Data records
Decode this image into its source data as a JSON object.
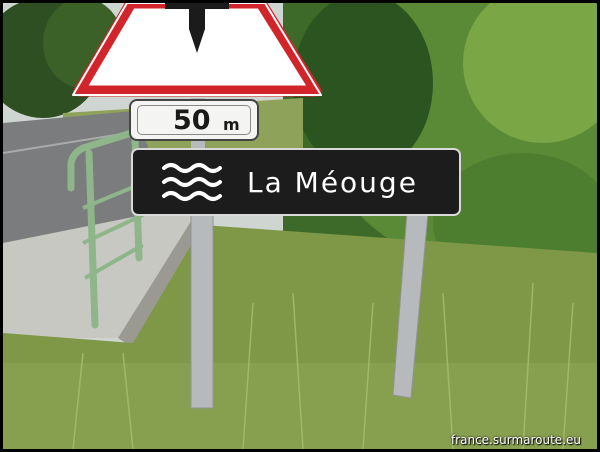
{
  "scene": {
    "description_colors": {
      "sky": "#d9dfe0",
      "foliage_dark": "#2f5a1f",
      "foliage_light": "#6f9a3a",
      "grass": "#8aa052",
      "road": "#7d7f80",
      "sidewalk": "#c9c9c4",
      "railing": "#8fb58a",
      "sign_black": "#1b1b1b",
      "sign_red": "#d2242b",
      "post": "#b9bcc0"
    }
  },
  "warning_sign": {
    "icon": "priority-road-intersection-icon"
  },
  "distance_plate": {
    "number": "50",
    "unit": "m"
  },
  "river_sign": {
    "icon": "water-waves-icon",
    "name": "La Méouge"
  },
  "watermark": {
    "text": "france.surmaroute.eu"
  }
}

| Directions for this task |
Using the data above, write out every line exactly, leaving the images behind.

| Written solution |
Decode this image into its source data as a JSON object.
{
  "scene": {
    "description_colors": {
      "sky": "#d9dfe0",
      "foliage_dark": "#2f5a1f",
      "foliage_light": "#6f9a3a",
      "grass": "#8aa052",
      "road": "#7d7f80",
      "sidewalk": "#c9c9c4",
      "railing": "#8fb58a",
      "sign_black": "#1b1b1b",
      "sign_red": "#d2242b",
      "post": "#b9bcc0"
    }
  },
  "warning_sign": {
    "icon": "priority-road-intersection-icon"
  },
  "distance_plate": {
    "number": "50",
    "unit": "m"
  },
  "river_sign": {
    "icon": "water-waves-icon",
    "name": "La Méouge"
  },
  "watermark": {
    "text": "france.surmaroute.eu"
  }
}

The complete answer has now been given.